Required work - Restate the records in their entirety, word for word.

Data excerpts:
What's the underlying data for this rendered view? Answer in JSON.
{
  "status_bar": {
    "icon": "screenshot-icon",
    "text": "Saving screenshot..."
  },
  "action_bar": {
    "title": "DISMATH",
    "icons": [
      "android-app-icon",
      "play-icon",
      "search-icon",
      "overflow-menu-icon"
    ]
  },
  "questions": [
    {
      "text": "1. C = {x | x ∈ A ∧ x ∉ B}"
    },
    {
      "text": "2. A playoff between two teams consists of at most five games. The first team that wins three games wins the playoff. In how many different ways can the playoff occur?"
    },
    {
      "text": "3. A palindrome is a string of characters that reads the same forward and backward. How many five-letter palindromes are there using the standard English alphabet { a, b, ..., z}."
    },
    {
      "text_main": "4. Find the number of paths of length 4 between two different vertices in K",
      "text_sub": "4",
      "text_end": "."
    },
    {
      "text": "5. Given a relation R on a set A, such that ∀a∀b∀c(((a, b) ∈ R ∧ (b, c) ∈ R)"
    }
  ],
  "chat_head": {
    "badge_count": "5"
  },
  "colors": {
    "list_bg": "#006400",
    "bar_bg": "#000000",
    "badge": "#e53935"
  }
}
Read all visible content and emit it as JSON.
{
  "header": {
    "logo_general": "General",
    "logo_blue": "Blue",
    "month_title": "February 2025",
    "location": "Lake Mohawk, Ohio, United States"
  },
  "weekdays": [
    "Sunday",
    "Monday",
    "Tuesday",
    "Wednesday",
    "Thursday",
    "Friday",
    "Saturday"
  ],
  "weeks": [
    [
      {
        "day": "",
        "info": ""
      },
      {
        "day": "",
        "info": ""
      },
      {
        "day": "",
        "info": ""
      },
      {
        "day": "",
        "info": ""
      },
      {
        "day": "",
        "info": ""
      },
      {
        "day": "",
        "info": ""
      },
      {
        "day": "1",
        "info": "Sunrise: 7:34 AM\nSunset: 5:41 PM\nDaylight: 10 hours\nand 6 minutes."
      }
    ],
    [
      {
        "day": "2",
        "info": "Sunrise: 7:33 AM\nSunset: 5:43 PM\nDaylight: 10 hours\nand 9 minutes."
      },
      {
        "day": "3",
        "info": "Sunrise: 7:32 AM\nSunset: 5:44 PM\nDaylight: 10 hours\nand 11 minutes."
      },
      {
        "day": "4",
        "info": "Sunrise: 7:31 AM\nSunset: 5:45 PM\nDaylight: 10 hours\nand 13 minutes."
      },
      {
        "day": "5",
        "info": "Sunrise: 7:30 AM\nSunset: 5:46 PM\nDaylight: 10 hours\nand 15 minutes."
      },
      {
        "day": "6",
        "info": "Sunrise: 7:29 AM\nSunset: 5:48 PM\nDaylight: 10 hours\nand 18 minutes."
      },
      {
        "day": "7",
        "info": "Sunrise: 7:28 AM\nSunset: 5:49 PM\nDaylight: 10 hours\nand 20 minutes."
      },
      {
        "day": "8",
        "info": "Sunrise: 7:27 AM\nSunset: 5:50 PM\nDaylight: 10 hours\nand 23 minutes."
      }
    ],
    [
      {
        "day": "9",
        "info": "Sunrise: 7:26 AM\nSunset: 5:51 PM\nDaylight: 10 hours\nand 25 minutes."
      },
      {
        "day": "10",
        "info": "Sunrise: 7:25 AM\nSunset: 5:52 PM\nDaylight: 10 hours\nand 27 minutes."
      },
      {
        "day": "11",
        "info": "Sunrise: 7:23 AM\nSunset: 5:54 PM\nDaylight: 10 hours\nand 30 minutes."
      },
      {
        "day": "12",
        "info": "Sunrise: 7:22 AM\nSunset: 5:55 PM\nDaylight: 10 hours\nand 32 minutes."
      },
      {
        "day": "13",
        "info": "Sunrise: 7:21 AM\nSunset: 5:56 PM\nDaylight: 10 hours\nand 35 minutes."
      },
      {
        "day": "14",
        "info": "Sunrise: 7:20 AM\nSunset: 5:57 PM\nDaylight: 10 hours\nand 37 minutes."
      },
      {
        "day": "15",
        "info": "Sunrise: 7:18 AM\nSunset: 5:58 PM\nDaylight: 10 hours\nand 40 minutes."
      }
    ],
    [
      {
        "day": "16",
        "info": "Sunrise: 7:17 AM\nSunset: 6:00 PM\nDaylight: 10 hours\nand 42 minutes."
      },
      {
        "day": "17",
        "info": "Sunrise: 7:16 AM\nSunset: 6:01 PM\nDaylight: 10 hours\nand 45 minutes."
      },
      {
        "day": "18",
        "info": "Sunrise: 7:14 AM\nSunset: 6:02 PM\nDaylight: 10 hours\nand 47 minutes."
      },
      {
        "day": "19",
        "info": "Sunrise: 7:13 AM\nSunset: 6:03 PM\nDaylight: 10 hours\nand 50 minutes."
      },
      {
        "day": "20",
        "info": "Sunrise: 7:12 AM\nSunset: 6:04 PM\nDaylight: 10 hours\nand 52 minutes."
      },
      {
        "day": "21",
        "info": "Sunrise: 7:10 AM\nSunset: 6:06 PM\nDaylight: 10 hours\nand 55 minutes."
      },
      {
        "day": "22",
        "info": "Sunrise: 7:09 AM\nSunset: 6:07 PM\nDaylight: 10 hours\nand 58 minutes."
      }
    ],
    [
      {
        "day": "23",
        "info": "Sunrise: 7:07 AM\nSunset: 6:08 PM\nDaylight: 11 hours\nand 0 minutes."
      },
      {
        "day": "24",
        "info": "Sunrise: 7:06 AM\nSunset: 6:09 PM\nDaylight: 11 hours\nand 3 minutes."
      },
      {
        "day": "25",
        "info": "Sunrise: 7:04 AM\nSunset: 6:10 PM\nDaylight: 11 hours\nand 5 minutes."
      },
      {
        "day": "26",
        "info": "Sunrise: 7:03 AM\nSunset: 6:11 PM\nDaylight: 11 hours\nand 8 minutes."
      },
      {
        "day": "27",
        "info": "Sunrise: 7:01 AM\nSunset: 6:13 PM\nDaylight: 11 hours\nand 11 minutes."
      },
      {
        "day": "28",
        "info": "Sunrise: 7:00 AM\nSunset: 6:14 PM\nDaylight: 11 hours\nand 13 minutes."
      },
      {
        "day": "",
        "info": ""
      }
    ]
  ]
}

Response to the task -
What's the underlying data for this rendered view? Answer in JSON.
{
  "status_bar": {
    "icon": "screenshot-icon",
    "text": "Saving screenshot..."
  },
  "action_bar": {
    "title": "DISMATH",
    "icons": [
      "android-app-icon",
      "play-icon",
      "search-icon",
      "overflow-menu-icon"
    ]
  },
  "questions": [
    {
      "text": "1. C = {x | x ∈ A ∧ x ∉ B}"
    },
    {
      "text": "2. A playoff between two teams consists of at most five games. The first team that wins three games wins the playoff. In how many different ways can the playoff occur?"
    },
    {
      "text": "3. A palindrome is a string of characters that reads the same forward and backward. How many five-letter palindromes are there using the standard English alphabet { a, b, ..., z}."
    },
    {
      "text_main": "4. Find the number of paths of length 4 between two different vertices in K",
      "text_sub": "4",
      "text_end": "."
    },
    {
      "text": "5. Given a relation R on a set A, such that ∀a∀b∀c(((a, b) ∈ R ∧ (b, c) ∈ R)"
    }
  ],
  "chat_head": {
    "badge_count": "5"
  },
  "colors": {
    "list_bg": "#006400",
    "bar_bg": "#000000",
    "badge": "#e53935"
  }
}
Read all visible content and emit it as JSON.
{
  "header": {
    "logo_general": "General",
    "logo_blue": "Blue",
    "month_title": "February 2025",
    "location": "Lake Mohawk, Ohio, United States"
  },
  "weekdays": [
    "Sunday",
    "Monday",
    "Tuesday",
    "Wednesday",
    "Thursday",
    "Friday",
    "Saturday"
  ],
  "weeks": [
    [
      {
        "day": "",
        "info": ""
      },
      {
        "day": "",
        "info": ""
      },
      {
        "day": "",
        "info": ""
      },
      {
        "day": "",
        "info": ""
      },
      {
        "day": "",
        "info": ""
      },
      {
        "day": "",
        "info": ""
      },
      {
        "day": "1",
        "info": "Sunrise: 7:34 AM\nSunset: 5:41 PM\nDaylight: 10 hours\nand 6 minutes."
      }
    ],
    [
      {
        "day": "2",
        "info": "Sunrise: 7:33 AM\nSunset: 5:43 PM\nDaylight: 10 hours\nand 9 minutes."
      },
      {
        "day": "3",
        "info": "Sunrise: 7:32 AM\nSunset: 5:44 PM\nDaylight: 10 hours\nand 11 minutes."
      },
      {
        "day": "4",
        "info": "Sunrise: 7:31 AM\nSunset: 5:45 PM\nDaylight: 10 hours\nand 13 minutes."
      },
      {
        "day": "5",
        "info": "Sunrise: 7:30 AM\nSunset: 5:46 PM\nDaylight: 10 hours\nand 15 minutes."
      },
      {
        "day": "6",
        "info": "Sunrise: 7:29 AM\nSunset: 5:48 PM\nDaylight: 10 hours\nand 18 minutes."
      },
      {
        "day": "7",
        "info": "Sunrise: 7:28 AM\nSunset: 5:49 PM\nDaylight: 10 hours\nand 20 minutes."
      },
      {
        "day": "8",
        "info": "Sunrise: 7:27 AM\nSunset: 5:50 PM\nDaylight: 10 hours\nand 23 minutes."
      }
    ],
    [
      {
        "day": "9",
        "info": "Sunrise: 7:26 AM\nSunset: 5:51 PM\nDaylight: 10 hours\nand 25 minutes."
      },
      {
        "day": "10",
        "info": "Sunrise: 7:25 AM\nSunset: 5:52 PM\nDaylight: 10 hours\nand 27 minutes."
      },
      {
        "day": "11",
        "info": "Sunrise: 7:23 AM\nSunset: 5:54 PM\nDaylight: 10 hours\nand 30 minutes."
      },
      {
        "day": "12",
        "info": "Sunrise: 7:22 AM\nSunset: 5:55 PM\nDaylight: 10 hours\nand 32 minutes."
      },
      {
        "day": "13",
        "info": "Sunrise: 7:21 AM\nSunset: 5:56 PM\nDaylight: 10 hours\nand 35 minutes."
      },
      {
        "day": "14",
        "info": "Sunrise: 7:20 AM\nSunset: 5:57 PM\nDaylight: 10 hours\nand 37 minutes."
      },
      {
        "day": "15",
        "info": "Sunrise: 7:18 AM\nSunset: 5:58 PM\nDaylight: 10 hours\nand 40 minutes."
      }
    ],
    [
      {
        "day": "16",
        "info": "Sunrise: 7:17 AM\nSunset: 6:00 PM\nDaylight: 10 hours\nand 42 minutes."
      },
      {
        "day": "17",
        "info": "Sunrise: 7:16 AM\nSunset: 6:01 PM\nDaylight: 10 hours\nand 45 minutes."
      },
      {
        "day": "18",
        "info": "Sunrise: 7:14 AM\nSunset: 6:02 PM\nDaylight: 10 hours\nand 47 minutes."
      },
      {
        "day": "19",
        "info": "Sunrise: 7:13 AM\nSunset: 6:03 PM\nDaylight: 10 hours\nand 50 minutes."
      },
      {
        "day": "20",
        "info": "Sunrise: 7:12 AM\nSunset: 6:04 PM\nDaylight: 10 hours\nand 52 minutes."
      },
      {
        "day": "21",
        "info": "Sunrise: 7:10 AM\nSunset: 6:06 PM\nDaylight: 10 hours\nand 55 minutes."
      },
      {
        "day": "22",
        "info": "Sunrise: 7:09 AM\nSunset: 6:07 PM\nDaylight: 10 hours\nand 58 minutes."
      }
    ],
    [
      {
        "day": "23",
        "info": "Sunrise: 7:07 AM\nSunset: 6:08 PM\nDaylight: 11 hours\nand 0 minutes."
      },
      {
        "day": "24",
        "info": "Sunrise: 7:06 AM\nSunset: 6:09 PM\nDaylight: 11 hours\nand 3 minutes."
      },
      {
        "day": "25",
        "info": "Sunrise: 7:04 AM\nSunset: 6:10 PM\nDaylight: 11 hours\nand 5 minutes."
      },
      {
        "day": "26",
        "info": "Sunrise: 7:03 AM\nSunset: 6:11 PM\nDaylight: 11 hours\nand 8 minutes."
      },
      {
        "day": "27",
        "info": "Sunrise: 7:01 AM\nSunset: 6:13 PM\nDaylight: 11 hours\nand 11 minutes."
      },
      {
        "day": "28",
        "info": "Sunrise: 7:00 AM\nSunset: 6:14 PM\nDaylight: 11 hours\nand 13 minutes."
      },
      {
        "day": "",
        "info": ""
      }
    ]
  ]
}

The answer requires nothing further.